Instructions for the task: From the records, pick out and copy each line containing "Буша".

Information provided:
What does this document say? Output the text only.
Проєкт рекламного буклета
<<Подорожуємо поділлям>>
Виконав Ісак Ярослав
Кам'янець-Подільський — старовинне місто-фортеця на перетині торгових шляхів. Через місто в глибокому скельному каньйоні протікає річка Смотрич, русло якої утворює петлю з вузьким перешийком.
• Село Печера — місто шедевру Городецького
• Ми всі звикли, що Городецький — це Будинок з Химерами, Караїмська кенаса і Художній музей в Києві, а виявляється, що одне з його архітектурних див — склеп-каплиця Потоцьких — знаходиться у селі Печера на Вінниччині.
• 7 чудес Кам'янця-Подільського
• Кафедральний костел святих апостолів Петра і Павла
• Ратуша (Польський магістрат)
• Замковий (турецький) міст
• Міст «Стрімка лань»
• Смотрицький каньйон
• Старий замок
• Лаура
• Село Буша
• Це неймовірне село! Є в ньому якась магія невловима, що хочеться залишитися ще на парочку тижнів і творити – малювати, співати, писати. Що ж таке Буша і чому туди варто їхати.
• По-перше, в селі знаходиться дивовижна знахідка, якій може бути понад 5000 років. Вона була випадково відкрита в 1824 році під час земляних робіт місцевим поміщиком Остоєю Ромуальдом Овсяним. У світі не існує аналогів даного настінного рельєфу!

Response to this exercise:
• Село Буша
• Це неймовірне село! Є в ньому якась магія невловима, що хочеться залишитися ще на парочку тижнів і творити – малювати, співати, писати. Що ж таке Буша і чому туди варто їхати.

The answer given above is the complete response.